**Task details:**
Return the records, each one exactly as written.

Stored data
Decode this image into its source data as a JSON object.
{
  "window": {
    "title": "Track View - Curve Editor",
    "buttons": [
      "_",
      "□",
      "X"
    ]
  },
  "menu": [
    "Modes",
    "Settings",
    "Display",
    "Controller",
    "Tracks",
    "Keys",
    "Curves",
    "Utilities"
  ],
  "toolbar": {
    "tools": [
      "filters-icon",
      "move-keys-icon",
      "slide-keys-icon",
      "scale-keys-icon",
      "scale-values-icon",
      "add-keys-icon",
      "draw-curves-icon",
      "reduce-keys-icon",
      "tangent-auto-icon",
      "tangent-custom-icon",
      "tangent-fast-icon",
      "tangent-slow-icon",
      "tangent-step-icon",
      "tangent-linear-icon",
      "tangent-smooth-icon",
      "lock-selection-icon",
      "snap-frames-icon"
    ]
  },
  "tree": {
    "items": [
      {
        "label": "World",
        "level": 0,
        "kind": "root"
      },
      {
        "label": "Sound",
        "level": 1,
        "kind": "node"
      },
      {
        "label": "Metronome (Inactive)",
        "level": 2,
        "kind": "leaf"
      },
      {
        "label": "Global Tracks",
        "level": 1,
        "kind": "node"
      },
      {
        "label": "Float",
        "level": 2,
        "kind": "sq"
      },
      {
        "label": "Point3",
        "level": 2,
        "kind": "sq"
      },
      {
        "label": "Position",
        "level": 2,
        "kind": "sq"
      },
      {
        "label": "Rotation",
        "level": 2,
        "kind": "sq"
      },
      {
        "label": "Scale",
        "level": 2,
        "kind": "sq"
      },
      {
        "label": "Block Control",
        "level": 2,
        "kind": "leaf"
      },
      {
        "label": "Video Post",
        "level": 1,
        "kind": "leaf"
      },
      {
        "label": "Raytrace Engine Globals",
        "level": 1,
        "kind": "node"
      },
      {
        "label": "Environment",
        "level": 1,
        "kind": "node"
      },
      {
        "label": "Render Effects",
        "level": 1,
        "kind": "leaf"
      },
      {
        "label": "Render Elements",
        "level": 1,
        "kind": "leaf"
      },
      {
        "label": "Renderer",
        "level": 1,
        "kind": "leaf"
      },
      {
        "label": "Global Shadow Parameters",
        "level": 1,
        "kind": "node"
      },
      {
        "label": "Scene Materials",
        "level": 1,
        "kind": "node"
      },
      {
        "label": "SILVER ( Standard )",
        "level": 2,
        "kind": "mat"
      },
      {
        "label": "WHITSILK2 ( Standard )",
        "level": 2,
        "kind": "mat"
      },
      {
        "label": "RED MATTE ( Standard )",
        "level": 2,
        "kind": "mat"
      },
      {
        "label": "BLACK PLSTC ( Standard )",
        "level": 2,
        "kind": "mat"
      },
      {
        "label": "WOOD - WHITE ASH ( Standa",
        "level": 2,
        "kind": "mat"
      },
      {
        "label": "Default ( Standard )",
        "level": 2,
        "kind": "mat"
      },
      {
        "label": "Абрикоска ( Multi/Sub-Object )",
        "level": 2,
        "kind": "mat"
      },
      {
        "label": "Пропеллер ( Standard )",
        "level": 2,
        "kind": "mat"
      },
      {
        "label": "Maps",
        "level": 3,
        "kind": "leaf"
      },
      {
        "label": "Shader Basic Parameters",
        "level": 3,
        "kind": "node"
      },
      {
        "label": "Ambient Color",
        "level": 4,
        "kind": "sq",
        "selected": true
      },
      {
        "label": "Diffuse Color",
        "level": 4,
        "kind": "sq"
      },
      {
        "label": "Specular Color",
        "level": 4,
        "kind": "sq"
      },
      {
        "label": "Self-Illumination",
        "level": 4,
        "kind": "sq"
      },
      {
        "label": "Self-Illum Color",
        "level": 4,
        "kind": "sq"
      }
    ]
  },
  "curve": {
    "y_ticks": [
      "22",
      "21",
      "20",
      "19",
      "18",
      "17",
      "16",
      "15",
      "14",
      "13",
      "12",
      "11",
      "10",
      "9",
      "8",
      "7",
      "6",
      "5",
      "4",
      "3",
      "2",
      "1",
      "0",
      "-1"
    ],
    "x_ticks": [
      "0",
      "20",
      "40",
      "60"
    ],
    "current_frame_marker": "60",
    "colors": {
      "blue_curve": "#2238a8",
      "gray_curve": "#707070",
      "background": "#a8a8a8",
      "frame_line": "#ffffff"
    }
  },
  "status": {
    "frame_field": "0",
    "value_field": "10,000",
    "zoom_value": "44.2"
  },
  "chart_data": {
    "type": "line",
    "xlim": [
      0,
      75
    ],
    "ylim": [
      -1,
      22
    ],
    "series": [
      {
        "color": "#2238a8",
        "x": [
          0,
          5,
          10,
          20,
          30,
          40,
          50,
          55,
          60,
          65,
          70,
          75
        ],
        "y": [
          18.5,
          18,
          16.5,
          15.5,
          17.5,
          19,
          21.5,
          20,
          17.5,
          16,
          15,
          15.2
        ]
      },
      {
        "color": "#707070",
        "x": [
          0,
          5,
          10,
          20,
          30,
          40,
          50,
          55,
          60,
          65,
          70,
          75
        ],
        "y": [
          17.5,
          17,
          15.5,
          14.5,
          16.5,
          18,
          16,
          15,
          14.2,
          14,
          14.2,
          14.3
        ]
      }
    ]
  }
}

**Output:**
Decode this image into its source data as a JSON object.
{
  "window": {
    "title": "Track View - Curve Editor",
    "buttons": [
      "_",
      "□",
      "X"
    ]
  },
  "menu": [
    "Modes",
    "Settings",
    "Display",
    "Controller",
    "Tracks",
    "Keys",
    "Curves",
    "Utilities"
  ],
  "toolbar": {
    "tools": [
      "filters-icon",
      "move-keys-icon",
      "slide-keys-icon",
      "scale-keys-icon",
      "scale-values-icon",
      "add-keys-icon",
      "draw-curves-icon",
      "reduce-keys-icon",
      "tangent-auto-icon",
      "tangent-custom-icon",
      "tangent-fast-icon",
      "tangent-slow-icon",
      "tangent-step-icon",
      "tangent-linear-icon",
      "tangent-smooth-icon",
      "lock-selection-icon",
      "snap-frames-icon"
    ]
  },
  "tree": {
    "items": [
      {
        "label": "World",
        "level": 0,
        "kind": "root"
      },
      {
        "label": "Sound",
        "level": 1,
        "kind": "node"
      },
      {
        "label": "Metronome (Inactive)",
        "level": 2,
        "kind": "leaf"
      },
      {
        "label": "Global Tracks",
        "level": 1,
        "kind": "node"
      },
      {
        "label": "Float",
        "level": 2,
        "kind": "sq"
      },
      {
        "label": "Point3",
        "level": 2,
        "kind": "sq"
      },
      {
        "label": "Position",
        "level": 2,
        "kind": "sq"
      },
      {
        "label": "Rotation",
        "level": 2,
        "kind": "sq"
      },
      {
        "label": "Scale",
        "level": 2,
        "kind": "sq"
      },
      {
        "label": "Block Control",
        "level": 2,
        "kind": "leaf"
      },
      {
        "label": "Video Post",
        "level": 1,
        "kind": "leaf"
      },
      {
        "label": "Raytrace Engine Globals",
        "level": 1,
        "kind": "node"
      },
      {
        "label": "Environment",
        "level": 1,
        "kind": "node"
      },
      {
        "label": "Render Effects",
        "level": 1,
        "kind": "leaf"
      },
      {
        "label": "Render Elements",
        "level": 1,
        "kind": "leaf"
      },
      {
        "label": "Renderer",
        "level": 1,
        "kind": "leaf"
      },
      {
        "label": "Global Shadow Parameters",
        "level": 1,
        "kind": "node"
      },
      {
        "label": "Scene Materials",
        "level": 1,
        "kind": "node"
      },
      {
        "label": "SILVER ( Standard )",
        "level": 2,
        "kind": "mat"
      },
      {
        "label": "WHITSILK2 ( Standard )",
        "level": 2,
        "kind": "mat"
      },
      {
        "label": "RED MATTE ( Standard )",
        "level": 2,
        "kind": "mat"
      },
      {
        "label": "BLACK PLSTC ( Standard )",
        "level": 2,
        "kind": "mat"
      },
      {
        "label": "WOOD - WHITE ASH ( Standa",
        "level": 2,
        "kind": "mat"
      },
      {
        "label": "Default ( Standard )",
        "level": 2,
        "kind": "mat"
      },
      {
        "label": "Абрикоска ( Multi/Sub-Object )",
        "level": 2,
        "kind": "mat"
      },
      {
        "label": "Пропеллер ( Standard )",
        "level": 2,
        "kind": "mat"
      },
      {
        "label": "Maps",
        "level": 3,
        "kind": "leaf"
      },
      {
        "label": "Shader Basic Parameters",
        "level": 3,
        "kind": "node"
      },
      {
        "label": "Ambient Color",
        "level": 4,
        "kind": "sq",
        "selected": true
      },
      {
        "label": "Diffuse Color",
        "level": 4,
        "kind": "sq"
      },
      {
        "label": "Specular Color",
        "level": 4,
        "kind": "sq"
      },
      {
        "label": "Self-Illumination",
        "level": 4,
        "kind": "sq"
      },
      {
        "label": "Self-Illum Color",
        "level": 4,
        "kind": "sq"
      }
    ]
  },
  "curve": {
    "y_ticks": [
      "22",
      "21",
      "20",
      "19",
      "18",
      "17",
      "16",
      "15",
      "14",
      "13",
      "12",
      "11",
      "10",
      "9",
      "8",
      "7",
      "6",
      "5",
      "4",
      "3",
      "2",
      "1",
      "0",
      "-1"
    ],
    "x_ticks": [
      "0",
      "20",
      "40",
      "60"
    ],
    "current_frame_marker": "60",
    "colors": {
      "blue_curve": "#2238a8",
      "gray_curve": "#707070",
      "background": "#a8a8a8",
      "frame_line": "#ffffff"
    }
  },
  "status": {
    "frame_field": "0",
    "value_field": "10,000",
    "zoom_value": "44.2"
  },
  "chart_data": {
    "type": "line",
    "xlim": [
      0,
      75
    ],
    "ylim": [
      -1,
      22
    ],
    "series": [
      {
        "color": "#2238a8",
        "x": [
          0,
          5,
          10,
          20,
          30,
          40,
          50,
          55,
          60,
          65,
          70,
          75
        ],
        "y": [
          18.5,
          18,
          16.5,
          15.5,
          17.5,
          19,
          21.5,
          20,
          17.5,
          16,
          15,
          15.2
        ]
      },
      {
        "color": "#707070",
        "x": [
          0,
          5,
          10,
          20,
          30,
          40,
          50,
          55,
          60,
          65,
          70,
          75
        ],
        "y": [
          17.5,
          17,
          15.5,
          14.5,
          16.5,
          18,
          16,
          15,
          14.2,
          14,
          14.2,
          14.3
        ]
      }
    ]
  }
}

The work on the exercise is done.